'''
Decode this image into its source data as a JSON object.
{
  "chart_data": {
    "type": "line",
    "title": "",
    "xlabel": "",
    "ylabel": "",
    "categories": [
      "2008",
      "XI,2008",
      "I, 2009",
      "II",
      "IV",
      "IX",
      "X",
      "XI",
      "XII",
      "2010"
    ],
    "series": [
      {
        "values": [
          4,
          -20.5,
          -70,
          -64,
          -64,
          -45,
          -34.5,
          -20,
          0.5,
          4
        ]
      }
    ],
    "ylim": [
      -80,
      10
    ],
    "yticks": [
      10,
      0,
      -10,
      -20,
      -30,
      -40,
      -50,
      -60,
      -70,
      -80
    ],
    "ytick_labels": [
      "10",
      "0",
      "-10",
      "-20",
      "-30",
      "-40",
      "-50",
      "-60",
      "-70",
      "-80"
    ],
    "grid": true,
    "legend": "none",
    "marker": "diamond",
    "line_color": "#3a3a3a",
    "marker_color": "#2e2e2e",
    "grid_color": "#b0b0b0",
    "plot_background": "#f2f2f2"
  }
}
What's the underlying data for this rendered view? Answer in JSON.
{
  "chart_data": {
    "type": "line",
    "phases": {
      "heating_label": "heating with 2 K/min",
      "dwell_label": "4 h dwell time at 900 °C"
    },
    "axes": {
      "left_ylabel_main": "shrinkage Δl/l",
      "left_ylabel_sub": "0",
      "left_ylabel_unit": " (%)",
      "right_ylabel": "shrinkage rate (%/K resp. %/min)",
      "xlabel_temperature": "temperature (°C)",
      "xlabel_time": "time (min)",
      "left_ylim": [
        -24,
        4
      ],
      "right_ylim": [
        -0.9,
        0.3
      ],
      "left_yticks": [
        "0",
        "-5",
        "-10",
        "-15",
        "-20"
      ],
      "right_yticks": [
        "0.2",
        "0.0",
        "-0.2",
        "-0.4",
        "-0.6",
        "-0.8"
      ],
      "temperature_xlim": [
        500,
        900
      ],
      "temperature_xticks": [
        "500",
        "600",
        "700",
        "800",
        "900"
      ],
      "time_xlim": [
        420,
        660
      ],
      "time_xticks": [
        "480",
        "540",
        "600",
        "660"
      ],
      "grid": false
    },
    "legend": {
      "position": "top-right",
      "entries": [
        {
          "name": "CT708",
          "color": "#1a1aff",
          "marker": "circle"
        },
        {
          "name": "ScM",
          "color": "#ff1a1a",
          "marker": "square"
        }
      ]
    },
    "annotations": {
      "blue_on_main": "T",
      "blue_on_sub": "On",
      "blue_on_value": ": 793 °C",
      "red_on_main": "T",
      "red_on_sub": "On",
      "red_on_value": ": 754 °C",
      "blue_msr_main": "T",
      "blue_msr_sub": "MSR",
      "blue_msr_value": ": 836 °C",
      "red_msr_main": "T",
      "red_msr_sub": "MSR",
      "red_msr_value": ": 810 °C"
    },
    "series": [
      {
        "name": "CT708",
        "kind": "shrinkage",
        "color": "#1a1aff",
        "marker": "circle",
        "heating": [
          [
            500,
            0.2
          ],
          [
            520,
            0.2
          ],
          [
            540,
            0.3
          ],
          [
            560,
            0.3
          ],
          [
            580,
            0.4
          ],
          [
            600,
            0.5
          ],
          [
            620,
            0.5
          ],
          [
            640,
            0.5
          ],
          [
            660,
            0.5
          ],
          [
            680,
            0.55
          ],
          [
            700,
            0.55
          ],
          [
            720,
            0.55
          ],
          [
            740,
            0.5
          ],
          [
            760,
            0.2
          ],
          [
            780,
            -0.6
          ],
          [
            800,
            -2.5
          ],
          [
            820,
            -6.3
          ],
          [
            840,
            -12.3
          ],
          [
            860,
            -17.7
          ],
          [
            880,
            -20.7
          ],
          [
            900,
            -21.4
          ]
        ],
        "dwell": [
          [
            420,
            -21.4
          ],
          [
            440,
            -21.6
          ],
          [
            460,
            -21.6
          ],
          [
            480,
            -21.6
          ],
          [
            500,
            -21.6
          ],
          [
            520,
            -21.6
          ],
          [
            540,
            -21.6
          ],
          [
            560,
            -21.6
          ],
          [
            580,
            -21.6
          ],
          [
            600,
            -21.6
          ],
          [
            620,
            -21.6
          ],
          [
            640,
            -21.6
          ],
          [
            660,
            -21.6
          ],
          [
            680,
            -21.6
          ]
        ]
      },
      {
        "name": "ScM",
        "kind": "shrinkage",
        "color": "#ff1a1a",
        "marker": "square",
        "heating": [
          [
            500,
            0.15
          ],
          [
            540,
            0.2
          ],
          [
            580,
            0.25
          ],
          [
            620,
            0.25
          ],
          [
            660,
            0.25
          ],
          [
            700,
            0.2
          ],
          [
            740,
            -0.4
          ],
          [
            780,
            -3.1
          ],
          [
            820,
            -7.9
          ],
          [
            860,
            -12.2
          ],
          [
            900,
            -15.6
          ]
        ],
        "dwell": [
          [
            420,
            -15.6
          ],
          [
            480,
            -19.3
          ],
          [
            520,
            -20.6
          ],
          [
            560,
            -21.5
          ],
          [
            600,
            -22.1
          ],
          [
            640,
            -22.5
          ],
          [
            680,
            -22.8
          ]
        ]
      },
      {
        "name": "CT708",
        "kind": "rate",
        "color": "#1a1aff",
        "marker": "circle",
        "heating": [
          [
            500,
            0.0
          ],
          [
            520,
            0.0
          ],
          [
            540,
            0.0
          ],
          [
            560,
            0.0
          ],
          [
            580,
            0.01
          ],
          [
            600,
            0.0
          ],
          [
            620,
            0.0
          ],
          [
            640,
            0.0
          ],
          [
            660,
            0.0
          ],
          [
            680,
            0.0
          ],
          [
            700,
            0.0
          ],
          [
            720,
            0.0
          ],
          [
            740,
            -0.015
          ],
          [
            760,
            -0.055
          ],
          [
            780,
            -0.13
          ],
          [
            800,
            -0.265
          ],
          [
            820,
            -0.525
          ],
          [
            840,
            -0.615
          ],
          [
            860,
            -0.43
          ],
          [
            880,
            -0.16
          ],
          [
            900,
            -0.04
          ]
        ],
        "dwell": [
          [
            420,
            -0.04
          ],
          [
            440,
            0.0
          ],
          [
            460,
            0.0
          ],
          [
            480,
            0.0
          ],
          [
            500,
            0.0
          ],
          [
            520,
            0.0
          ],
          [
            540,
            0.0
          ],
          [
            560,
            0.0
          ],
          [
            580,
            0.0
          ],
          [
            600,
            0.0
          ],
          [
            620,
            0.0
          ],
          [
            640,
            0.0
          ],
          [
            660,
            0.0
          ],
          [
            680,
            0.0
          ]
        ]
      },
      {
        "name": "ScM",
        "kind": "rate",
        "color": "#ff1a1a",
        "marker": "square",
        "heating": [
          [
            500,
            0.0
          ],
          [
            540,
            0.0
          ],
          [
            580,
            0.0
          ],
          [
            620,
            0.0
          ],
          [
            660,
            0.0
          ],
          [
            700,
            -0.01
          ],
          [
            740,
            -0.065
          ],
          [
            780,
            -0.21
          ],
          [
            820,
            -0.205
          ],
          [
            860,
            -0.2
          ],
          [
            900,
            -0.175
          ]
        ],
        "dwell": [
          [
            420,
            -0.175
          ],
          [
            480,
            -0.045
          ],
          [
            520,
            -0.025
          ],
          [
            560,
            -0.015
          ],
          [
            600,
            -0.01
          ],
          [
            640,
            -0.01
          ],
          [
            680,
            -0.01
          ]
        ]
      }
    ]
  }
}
'''
Brief:
Reproduce each entry above exactly, keeping every word.

Answer:
Decode this image into its source data as a JSON object.
{
  "chart_data": {
    "type": "line",
    "title": "",
    "xlabel": "",
    "ylabel": "",
    "categories": [
      "2008",
      "XI,2008",
      "I, 2009",
      "II",
      "IV",
      "IX",
      "X",
      "XI",
      "XII",
      "2010"
    ],
    "series": [
      {
        "values": [
          4,
          -20.5,
          -70,
          -64,
          -64,
          -45,
          -34.5,
          -20,
          0.5,
          4
        ]
      }
    ],
    "ylim": [
      -80,
      10
    ],
    "yticks": [
      10,
      0,
      -10,
      -20,
      -30,
      -40,
      -50,
      -60,
      -70,
      -80
    ],
    "ytick_labels": [
      "10",
      "0",
      "-10",
      "-20",
      "-30",
      "-40",
      "-50",
      "-60",
      "-70",
      "-80"
    ],
    "grid": true,
    "legend": "none",
    "marker": "diamond",
    "line_color": "#3a3a3a",
    "marker_color": "#2e2e2e",
    "grid_color": "#b0b0b0",
    "plot_background": "#f2f2f2"
  }
}
What's the underlying data for this rendered view? Answer in JSON.
{
  "chart_data": {
    "type": "line",
    "phases": {
      "heating_label": "heating with 2 K/min",
      "dwell_label": "4 h dwell time at 900 °C"
    },
    "axes": {
      "left_ylabel_main": "shrinkage Δl/l",
      "left_ylabel_sub": "0",
      "left_ylabel_unit": " (%)",
      "right_ylabel": "shrinkage rate (%/K resp. %/min)",
      "xlabel_temperature": "temperature (°C)",
      "xlabel_time": "time (min)",
      "left_ylim": [
        -24,
        4
      ],
      "right_ylim": [
        -0.9,
        0.3
      ],
      "left_yticks": [
        "0",
        "-5",
        "-10",
        "-15",
        "-20"
      ],
      "right_yticks": [
        "0.2",
        "0.0",
        "-0.2",
        "-0.4",
        "-0.6",
        "-0.8"
      ],
      "temperature_xlim": [
        500,
        900
      ],
      "temperature_xticks": [
        "500",
        "600",
        "700",
        "800",
        "900"
      ],
      "time_xlim": [
        420,
        660
      ],
      "time_xticks": [
        "480",
        "540",
        "600",
        "660"
      ],
      "grid": false
    },
    "legend": {
      "position": "top-right",
      "entries": [
        {
          "name": "CT708",
          "color": "#1a1aff",
          "marker": "circle"
        },
        {
          "name": "ScM",
          "color": "#ff1a1a",
          "marker": "square"
        }
      ]
    },
    "annotations": {
      "blue_on_main": "T",
      "blue_on_sub": "On",
      "blue_on_value": ": 793 °C",
      "red_on_main": "T",
      "red_on_sub": "On",
      "red_on_value": ": 754 °C",
      "blue_msr_main": "T",
      "blue_msr_sub": "MSR",
      "blue_msr_value": ": 836 °C",
      "red_msr_main": "T",
      "red_msr_sub": "MSR",
      "red_msr_value": ": 810 °C"
    },
    "series": [
      {
        "name": "CT708",
        "kind": "shrinkage",
        "color": "#1a1aff",
        "marker": "circle",
        "heating": [
          [
            500,
            0.2
          ],
          [
            520,
            0.2
          ],
          [
            540,
            0.3
          ],
          [
            560,
            0.3
          ],
          [
            580,
            0.4
          ],
          [
            600,
            0.5
          ],
          [
            620,
            0.5
          ],
          [
            640,
            0.5
          ],
          [
            660,
            0.5
          ],
          [
            680,
            0.55
          ],
          [
            700,
            0.55
          ],
          [
            720,
            0.55
          ],
          [
            740,
            0.5
          ],
          [
            760,
            0.2
          ],
          [
            780,
            -0.6
          ],
          [
            800,
            -2.5
          ],
          [
            820,
            -6.3
          ],
          [
            840,
            -12.3
          ],
          [
            860,
            -17.7
          ],
          [
            880,
            -20.7
          ],
          [
            900,
            -21.4
          ]
        ],
        "dwell": [
          [
            420,
            -21.4
          ],
          [
            440,
            -21.6
          ],
          [
            460,
            -21.6
          ],
          [
            480,
            -21.6
          ],
          [
            500,
            -21.6
          ],
          [
            520,
            -21.6
          ],
          [
            540,
            -21.6
          ],
          [
            560,
            -21.6
          ],
          [
            580,
            -21.6
          ],
          [
            600,
            -21.6
          ],
          [
            620,
            -21.6
          ],
          [
            640,
            -21.6
          ],
          [
            660,
            -21.6
          ],
          [
            680,
            -21.6
          ]
        ]
      },
      {
        "name": "ScM",
        "kind": "shrinkage",
        "color": "#ff1a1a",
        "marker": "square",
        "heating": [
          [
            500,
            0.15
          ],
          [
            540,
            0.2
          ],
          [
            580,
            0.25
          ],
          [
            620,
            0.25
          ],
          [
            660,
            0.25
          ],
          [
            700,
            0.2
          ],
          [
            740,
            -0.4
          ],
          [
            780,
            -3.1
          ],
          [
            820,
            -7.9
          ],
          [
            860,
            -12.2
          ],
          [
            900,
            -15.6
          ]
        ],
        "dwell": [
          [
            420,
            -15.6
          ],
          [
            480,
            -19.3
          ],
          [
            520,
            -20.6
          ],
          [
            560,
            -21.5
          ],
          [
            600,
            -22.1
          ],
          [
            640,
            -22.5
          ],
          [
            680,
            -22.8
          ]
        ]
      },
      {
        "name": "CT708",
        "kind": "rate",
        "color": "#1a1aff",
        "marker": "circle",
        "heating": [
          [
            500,
            0.0
          ],
          [
            520,
            0.0
          ],
          [
            540,
            0.0
          ],
          [
            560,
            0.0
          ],
          [
            580,
            0.01
          ],
          [
            600,
            0.0
          ],
          [
            620,
            0.0
          ],
          [
            640,
            0.0
          ],
          [
            660,
            0.0
          ],
          [
            680,
            0.0
          ],
          [
            700,
            0.0
          ],
          [
            720,
            0.0
          ],
          [
            740,
            -0.015
          ],
          [
            760,
            -0.055
          ],
          [
            780,
            -0.13
          ],
          [
            800,
            -0.265
          ],
          [
            820,
            -0.525
          ],
          [
            840,
            -0.615
          ],
          [
            860,
            -0.43
          ],
          [
            880,
            -0.16
          ],
          [
            900,
            -0.04
          ]
        ],
        "dwell": [
          [
            420,
            -0.04
          ],
          [
            440,
            0.0
          ],
          [
            460,
            0.0
          ],
          [
            480,
            0.0
          ],
          [
            500,
            0.0
          ],
          [
            520,
            0.0
          ],
          [
            540,
            0.0
          ],
          [
            560,
            0.0
          ],
          [
            580,
            0.0
          ],
          [
            600,
            0.0
          ],
          [
            620,
            0.0
          ],
          [
            640,
            0.0
          ],
          [
            660,
            0.0
          ],
          [
            680,
            0.0
          ]
        ]
      },
      {
        "name": "ScM",
        "kind": "rate",
        "color": "#ff1a1a",
        "marker": "square",
        "heating": [
          [
            500,
            0.0
          ],
          [
            540,
            0.0
          ],
          [
            580,
            0.0
          ],
          [
            620,
            0.0
          ],
          [
            660,
            0.0
          ],
          [
            700,
            -0.01
          ],
          [
            740,
            -0.065
          ],
          [
            780,
            -0.21
          ],
          [
            820,
            -0.205
          ],
          [
            860,
            -0.2
          ],
          [
            900,
            -0.175
          ]
        ],
        "dwell": [
          [
            420,
            -0.175
          ],
          [
            480,
            -0.045
          ],
          [
            520,
            -0.025
          ],
          [
            560,
            -0.015
          ],
          [
            600,
            -0.01
          ],
          [
            640,
            -0.01
          ],
          [
            680,
            -0.01
          ]
        ]
      }
    ]
  }
}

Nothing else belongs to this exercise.